## The data

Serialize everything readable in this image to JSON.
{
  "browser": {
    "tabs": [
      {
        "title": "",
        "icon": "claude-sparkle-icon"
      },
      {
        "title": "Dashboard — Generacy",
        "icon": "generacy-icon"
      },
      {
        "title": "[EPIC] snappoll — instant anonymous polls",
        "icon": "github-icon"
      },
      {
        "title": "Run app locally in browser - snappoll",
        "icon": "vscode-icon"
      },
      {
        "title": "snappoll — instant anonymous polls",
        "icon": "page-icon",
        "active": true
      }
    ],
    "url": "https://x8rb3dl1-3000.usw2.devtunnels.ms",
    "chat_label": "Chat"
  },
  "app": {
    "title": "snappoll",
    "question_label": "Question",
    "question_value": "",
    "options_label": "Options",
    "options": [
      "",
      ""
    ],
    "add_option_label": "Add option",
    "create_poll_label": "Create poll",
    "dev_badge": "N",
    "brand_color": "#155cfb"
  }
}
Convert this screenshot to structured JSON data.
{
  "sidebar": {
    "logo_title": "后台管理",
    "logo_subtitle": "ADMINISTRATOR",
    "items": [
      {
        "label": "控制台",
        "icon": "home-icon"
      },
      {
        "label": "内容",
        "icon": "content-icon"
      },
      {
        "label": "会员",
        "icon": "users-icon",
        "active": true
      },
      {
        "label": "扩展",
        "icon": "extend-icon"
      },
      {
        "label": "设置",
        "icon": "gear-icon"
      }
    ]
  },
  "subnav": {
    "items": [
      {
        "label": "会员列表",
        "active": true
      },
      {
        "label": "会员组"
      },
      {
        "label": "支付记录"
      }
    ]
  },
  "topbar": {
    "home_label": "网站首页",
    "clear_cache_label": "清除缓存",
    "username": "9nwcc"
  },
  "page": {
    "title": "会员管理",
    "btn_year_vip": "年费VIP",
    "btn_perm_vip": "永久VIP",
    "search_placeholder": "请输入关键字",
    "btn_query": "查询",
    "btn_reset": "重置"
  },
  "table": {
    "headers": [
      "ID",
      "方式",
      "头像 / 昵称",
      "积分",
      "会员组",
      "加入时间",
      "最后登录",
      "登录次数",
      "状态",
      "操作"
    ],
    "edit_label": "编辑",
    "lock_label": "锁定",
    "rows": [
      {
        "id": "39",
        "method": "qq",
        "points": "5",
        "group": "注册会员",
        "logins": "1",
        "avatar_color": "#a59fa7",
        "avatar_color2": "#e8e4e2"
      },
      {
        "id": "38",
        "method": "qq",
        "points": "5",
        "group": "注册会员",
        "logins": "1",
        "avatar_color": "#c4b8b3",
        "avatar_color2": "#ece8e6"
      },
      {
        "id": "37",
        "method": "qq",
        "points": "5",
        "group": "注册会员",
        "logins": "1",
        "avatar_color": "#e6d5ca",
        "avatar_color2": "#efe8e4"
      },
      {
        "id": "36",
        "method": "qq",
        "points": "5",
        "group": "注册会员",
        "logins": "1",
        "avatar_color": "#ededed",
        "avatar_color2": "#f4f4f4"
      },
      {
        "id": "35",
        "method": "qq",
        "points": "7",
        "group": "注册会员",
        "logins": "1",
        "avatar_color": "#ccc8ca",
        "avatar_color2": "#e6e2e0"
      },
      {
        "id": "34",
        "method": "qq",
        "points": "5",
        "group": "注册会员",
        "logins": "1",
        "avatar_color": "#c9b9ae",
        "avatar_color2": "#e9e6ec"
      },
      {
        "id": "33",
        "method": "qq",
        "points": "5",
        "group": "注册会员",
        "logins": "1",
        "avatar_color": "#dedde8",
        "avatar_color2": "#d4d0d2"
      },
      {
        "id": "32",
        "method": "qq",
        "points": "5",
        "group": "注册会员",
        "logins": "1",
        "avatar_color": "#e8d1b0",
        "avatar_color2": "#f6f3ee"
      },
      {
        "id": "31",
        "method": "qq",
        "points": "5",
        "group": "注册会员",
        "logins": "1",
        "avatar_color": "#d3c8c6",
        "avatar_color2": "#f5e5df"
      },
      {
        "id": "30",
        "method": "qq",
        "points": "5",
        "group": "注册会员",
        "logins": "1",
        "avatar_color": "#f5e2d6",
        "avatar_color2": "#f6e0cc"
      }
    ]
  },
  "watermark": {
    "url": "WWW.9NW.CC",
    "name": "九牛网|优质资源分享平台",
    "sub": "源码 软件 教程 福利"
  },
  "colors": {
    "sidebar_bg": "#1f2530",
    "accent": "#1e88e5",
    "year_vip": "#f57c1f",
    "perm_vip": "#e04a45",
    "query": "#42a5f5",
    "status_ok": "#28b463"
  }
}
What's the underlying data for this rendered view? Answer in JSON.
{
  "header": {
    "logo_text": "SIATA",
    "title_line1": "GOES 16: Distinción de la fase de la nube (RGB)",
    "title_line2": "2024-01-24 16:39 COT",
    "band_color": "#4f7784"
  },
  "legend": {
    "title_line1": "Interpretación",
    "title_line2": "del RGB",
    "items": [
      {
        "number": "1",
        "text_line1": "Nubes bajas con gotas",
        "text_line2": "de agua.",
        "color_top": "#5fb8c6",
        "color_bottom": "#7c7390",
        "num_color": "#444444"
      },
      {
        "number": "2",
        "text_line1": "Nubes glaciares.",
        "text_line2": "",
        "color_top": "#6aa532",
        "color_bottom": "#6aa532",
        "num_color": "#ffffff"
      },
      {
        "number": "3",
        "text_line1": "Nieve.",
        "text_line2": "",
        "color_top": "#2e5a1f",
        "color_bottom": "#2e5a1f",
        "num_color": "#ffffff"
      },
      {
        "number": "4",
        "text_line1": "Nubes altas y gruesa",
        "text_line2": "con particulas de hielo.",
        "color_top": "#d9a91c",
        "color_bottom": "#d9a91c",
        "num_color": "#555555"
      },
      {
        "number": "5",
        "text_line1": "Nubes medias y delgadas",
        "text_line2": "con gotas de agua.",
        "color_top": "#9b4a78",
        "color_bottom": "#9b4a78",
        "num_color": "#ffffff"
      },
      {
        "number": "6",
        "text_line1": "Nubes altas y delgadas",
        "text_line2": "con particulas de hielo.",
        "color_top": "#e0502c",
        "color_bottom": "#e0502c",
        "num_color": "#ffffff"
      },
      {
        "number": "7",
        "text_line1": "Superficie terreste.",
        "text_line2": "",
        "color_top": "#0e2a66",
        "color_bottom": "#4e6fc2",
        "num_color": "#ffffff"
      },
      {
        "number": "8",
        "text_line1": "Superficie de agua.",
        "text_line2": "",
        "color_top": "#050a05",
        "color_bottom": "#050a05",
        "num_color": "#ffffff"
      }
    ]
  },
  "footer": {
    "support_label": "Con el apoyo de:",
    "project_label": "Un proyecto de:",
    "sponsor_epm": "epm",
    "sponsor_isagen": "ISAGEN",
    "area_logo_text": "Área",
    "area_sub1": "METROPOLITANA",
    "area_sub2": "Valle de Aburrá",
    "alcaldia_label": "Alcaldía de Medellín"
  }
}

## Exercise brief
Retype each record exactly, leaving nothing out.

## Exercise result
Serialize everything readable in this image to JSON.
{
  "browser": {
    "tabs": [
      {
        "title": "",
        "icon": "claude-sparkle-icon"
      },
      {
        "title": "Dashboard — Generacy",
        "icon": "generacy-icon"
      },
      {
        "title": "[EPIC] snappoll — instant anonymous polls",
        "icon": "github-icon"
      },
      {
        "title": "Run app locally in browser - snappoll",
        "icon": "vscode-icon"
      },
      {
        "title": "snappoll — instant anonymous polls",
        "icon": "page-icon",
        "active": true
      }
    ],
    "url": "https://x8rb3dl1-3000.usw2.devtunnels.ms",
    "chat_label": "Chat"
  },
  "app": {
    "title": "snappoll",
    "question_label": "Question",
    "question_value": "",
    "options_label": "Options",
    "options": [
      "",
      ""
    ],
    "add_option_label": "Add option",
    "create_poll_label": "Create poll",
    "dev_badge": "N",
    "brand_color": "#155cfb"
  }
}
Convert this screenshot to structured JSON data.
{
  "sidebar": {
    "logo_title": "后台管理",
    "logo_subtitle": "ADMINISTRATOR",
    "items": [
      {
        "label": "控制台",
        "icon": "home-icon"
      },
      {
        "label": "内容",
        "icon": "content-icon"
      },
      {
        "label": "会员",
        "icon": "users-icon",
        "active": true
      },
      {
        "label": "扩展",
        "icon": "extend-icon"
      },
      {
        "label": "设置",
        "icon": "gear-icon"
      }
    ]
  },
  "subnav": {
    "items": [
      {
        "label": "会员列表",
        "active": true
      },
      {
        "label": "会员组"
      },
      {
        "label": "支付记录"
      }
    ]
  },
  "topbar": {
    "home_label": "网站首页",
    "clear_cache_label": "清除缓存",
    "username": "9nwcc"
  },
  "page": {
    "title": "会员管理",
    "btn_year_vip": "年费VIP",
    "btn_perm_vip": "永久VIP",
    "search_placeholder": "请输入关键字",
    "btn_query": "查询",
    "btn_reset": "重置"
  },
  "table": {
    "headers": [
      "ID",
      "方式",
      "头像 / 昵称",
      "积分",
      "会员组",
      "加入时间",
      "最后登录",
      "登录次数",
      "状态",
      "操作"
    ],
    "edit_label": "编辑",
    "lock_label": "锁定",
    "rows": [
      {
        "id": "39",
        "method": "qq",
        "points": "5",
        "group": "注册会员",
        "logins": "1",
        "avatar_color": "#a59fa7",
        "avatar_color2": "#e8e4e2"
      },
      {
        "id": "38",
        "method": "qq",
        "points": "5",
        "group": "注册会员",
        "logins": "1",
        "avatar_color": "#c4b8b3",
        "avatar_color2": "#ece8e6"
      },
      {
        "id": "37",
        "method": "qq",
        "points": "5",
        "group": "注册会员",
        "logins": "1",
        "avatar_color": "#e6d5ca",
        "avatar_color2": "#efe8e4"
      },
      {
        "id": "36",
        "method": "qq",
        "points": "5",
        "group": "注册会员",
        "logins": "1",
        "avatar_color": "#ededed",
        "avatar_color2": "#f4f4f4"
      },
      {
        "id": "35",
        "method": "qq",
        "points": "7",
        "group": "注册会员",
        "logins": "1",
        "avatar_color": "#ccc8ca",
        "avatar_color2": "#e6e2e0"
      },
      {
        "id": "34",
        "method": "qq",
        "points": "5",
        "group": "注册会员",
        "logins": "1",
        "avatar_color": "#c9b9ae",
        "avatar_color2": "#e9e6ec"
      },
      {
        "id": "33",
        "method": "qq",
        "points": "5",
        "group": "注册会员",
        "logins": "1",
        "avatar_color": "#dedde8",
        "avatar_color2": "#d4d0d2"
      },
      {
        "id": "32",
        "method": "qq",
        "points": "5",
        "group": "注册会员",
        "logins": "1",
        "avatar_color": "#e8d1b0",
        "avatar_color2": "#f6f3ee"
      },
      {
        "id": "31",
        "method": "qq",
        "points": "5",
        "group": "注册会员",
        "logins": "1",
        "avatar_color": "#d3c8c6",
        "avatar_color2": "#f5e5df"
      },
      {
        "id": "30",
        "method": "qq",
        "points": "5",
        "group": "注册会员",
        "logins": "1",
        "avatar_color": "#f5e2d6",
        "avatar_color2": "#f6e0cc"
      }
    ]
  },
  "watermark": {
    "url": "WWW.9NW.CC",
    "name": "九牛网|优质资源分享平台",
    "sub": "源码 软件 教程 福利"
  },
  "colors": {
    "sidebar_bg": "#1f2530",
    "accent": "#1e88e5",
    "year_vip": "#f57c1f",
    "perm_vip": "#e04a45",
    "query": "#42a5f5",
    "status_ok": "#28b463"
  }
}
What's the underlying data for this rendered view? Answer in JSON.
{
  "header": {
    "logo_text": "SIATA",
    "title_line1": "GOES 16: Distinción de la fase de la nube (RGB)",
    "title_line2": "2024-01-24 16:39 COT",
    "band_color": "#4f7784"
  },
  "legend": {
    "title_line1": "Interpretación",
    "title_line2": "del RGB",
    "items": [
      {
        "number": "1",
        "text_line1": "Nubes bajas con gotas",
        "text_line2": "de agua.",
        "color_top": "#5fb8c6",
        "color_bottom": "#7c7390",
        "num_color": "#444444"
      },
      {
        "number": "2",
        "text_line1": "Nubes glaciares.",
        "text_line2": "",
        "color_top": "#6aa532",
        "color_bottom": "#6aa532",
        "num_color": "#ffffff"
      },
      {
        "number": "3",
        "text_line1": "Nieve.",
        "text_line2": "",
        "color_top": "#2e5a1f",
        "color_bottom": "#2e5a1f",
        "num_color": "#ffffff"
      },
      {
        "number": "4",
        "text_line1": "Nubes altas y gruesa",
        "text_line2": "con particulas de hielo.",
        "color_top": "#d9a91c",
        "color_bottom": "#d9a91c",
        "num_color": "#555555"
      },
      {
        "number": "5",
        "text_line1": "Nubes medias y delgadas",
        "text_line2": "con gotas de agua.",
        "color_top": "#9b4a78",
        "color_bottom": "#9b4a78",
        "num_color": "#ffffff"
      },
      {
        "number": "6",
        "text_line1": "Nubes altas y delgadas",
        "text_line2": "con particulas de hielo.",
        "color_top": "#e0502c",
        "color_bottom": "#e0502c",
        "num_color": "#ffffff"
      },
      {
        "number": "7",
        "text_line1": "Superficie terreste.",
        "text_line2": "",
        "color_top": "#0e2a66",
        "color_bottom": "#4e6fc2",
        "num_color": "#ffffff"
      },
      {
        "number": "8",
        "text_line1": "Superficie de agua.",
        "text_line2": "",
        "color_top": "#050a05",
        "color_bottom": "#050a05",
        "num_color": "#ffffff"
      }
    ]
  },
  "footer": {
    "support_label": "Con el apoyo de:",
    "project_label": "Un proyecto de:",
    "sponsor_epm": "epm",
    "sponsor_isagen": "ISAGEN",
    "area_logo_text": "Área",
    "area_sub1": "METROPOLITANA",
    "area_sub2": "Valle de Aburrá",
    "alcaldia_label": "Alcaldía de Medellín"
  }
}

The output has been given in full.